### YOUR INSTRUCTIONS:
Take from the listing each line that has the string "color".

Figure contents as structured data
╔══
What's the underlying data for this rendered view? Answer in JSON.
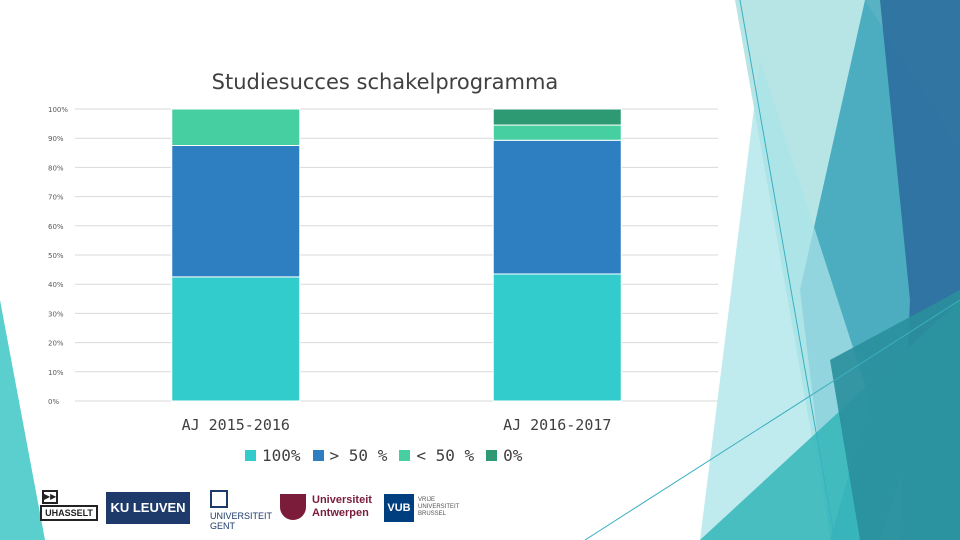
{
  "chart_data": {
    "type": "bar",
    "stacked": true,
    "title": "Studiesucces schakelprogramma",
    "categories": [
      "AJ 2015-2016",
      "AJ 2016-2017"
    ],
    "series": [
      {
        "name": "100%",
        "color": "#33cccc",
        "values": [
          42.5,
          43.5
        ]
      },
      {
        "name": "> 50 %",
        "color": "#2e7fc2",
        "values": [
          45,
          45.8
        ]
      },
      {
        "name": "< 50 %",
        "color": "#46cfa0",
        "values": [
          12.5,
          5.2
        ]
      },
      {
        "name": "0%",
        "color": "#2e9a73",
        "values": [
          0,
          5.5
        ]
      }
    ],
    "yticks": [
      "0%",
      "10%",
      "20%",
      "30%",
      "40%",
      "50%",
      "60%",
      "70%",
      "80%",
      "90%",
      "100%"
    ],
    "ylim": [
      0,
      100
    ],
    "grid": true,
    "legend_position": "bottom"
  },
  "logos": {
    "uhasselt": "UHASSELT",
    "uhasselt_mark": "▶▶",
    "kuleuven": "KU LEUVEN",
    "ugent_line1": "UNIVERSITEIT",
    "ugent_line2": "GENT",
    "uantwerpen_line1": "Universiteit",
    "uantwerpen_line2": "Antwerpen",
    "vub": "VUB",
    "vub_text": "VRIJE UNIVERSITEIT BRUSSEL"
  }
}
╚══
### RESULT OF THE EXERCISE:
        "color": "#33cccc",
        "color": "#2e7fc2",
        "color": "#46cfa0",
        "color": "#2e9a73",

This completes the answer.